Dataset content:
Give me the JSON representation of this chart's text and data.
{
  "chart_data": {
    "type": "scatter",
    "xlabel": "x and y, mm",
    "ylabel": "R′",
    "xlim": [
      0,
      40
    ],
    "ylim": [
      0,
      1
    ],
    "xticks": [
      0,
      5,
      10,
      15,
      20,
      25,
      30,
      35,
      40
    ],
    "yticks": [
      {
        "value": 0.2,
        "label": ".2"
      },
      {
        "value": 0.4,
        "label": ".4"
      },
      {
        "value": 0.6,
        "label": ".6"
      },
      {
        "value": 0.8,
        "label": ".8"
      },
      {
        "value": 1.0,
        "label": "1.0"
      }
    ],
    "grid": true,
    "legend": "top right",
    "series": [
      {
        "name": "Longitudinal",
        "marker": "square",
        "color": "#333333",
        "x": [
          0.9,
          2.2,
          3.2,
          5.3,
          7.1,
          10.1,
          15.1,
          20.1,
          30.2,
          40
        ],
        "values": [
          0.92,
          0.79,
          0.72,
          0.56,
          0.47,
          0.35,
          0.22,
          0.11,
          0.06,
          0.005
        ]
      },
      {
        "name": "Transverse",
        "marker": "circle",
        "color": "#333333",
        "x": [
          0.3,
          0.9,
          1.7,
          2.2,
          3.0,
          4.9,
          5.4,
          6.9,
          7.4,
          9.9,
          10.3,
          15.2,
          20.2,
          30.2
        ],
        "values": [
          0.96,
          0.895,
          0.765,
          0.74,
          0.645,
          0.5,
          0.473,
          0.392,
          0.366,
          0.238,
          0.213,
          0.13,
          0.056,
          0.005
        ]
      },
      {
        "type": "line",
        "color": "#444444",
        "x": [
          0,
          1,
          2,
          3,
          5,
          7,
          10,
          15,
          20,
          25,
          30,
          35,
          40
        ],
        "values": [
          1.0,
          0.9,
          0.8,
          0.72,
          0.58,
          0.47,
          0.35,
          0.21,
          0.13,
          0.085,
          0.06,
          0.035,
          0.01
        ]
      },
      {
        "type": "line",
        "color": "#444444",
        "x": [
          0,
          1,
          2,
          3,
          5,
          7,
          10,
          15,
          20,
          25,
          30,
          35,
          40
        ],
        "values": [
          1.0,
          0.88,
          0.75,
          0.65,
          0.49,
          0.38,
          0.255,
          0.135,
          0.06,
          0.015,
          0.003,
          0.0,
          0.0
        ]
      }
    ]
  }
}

Task to complete: Which lines hold the word "name"? Copy all of them.

Output:
        "name": "Longitudinal",
        "name": "Transverse",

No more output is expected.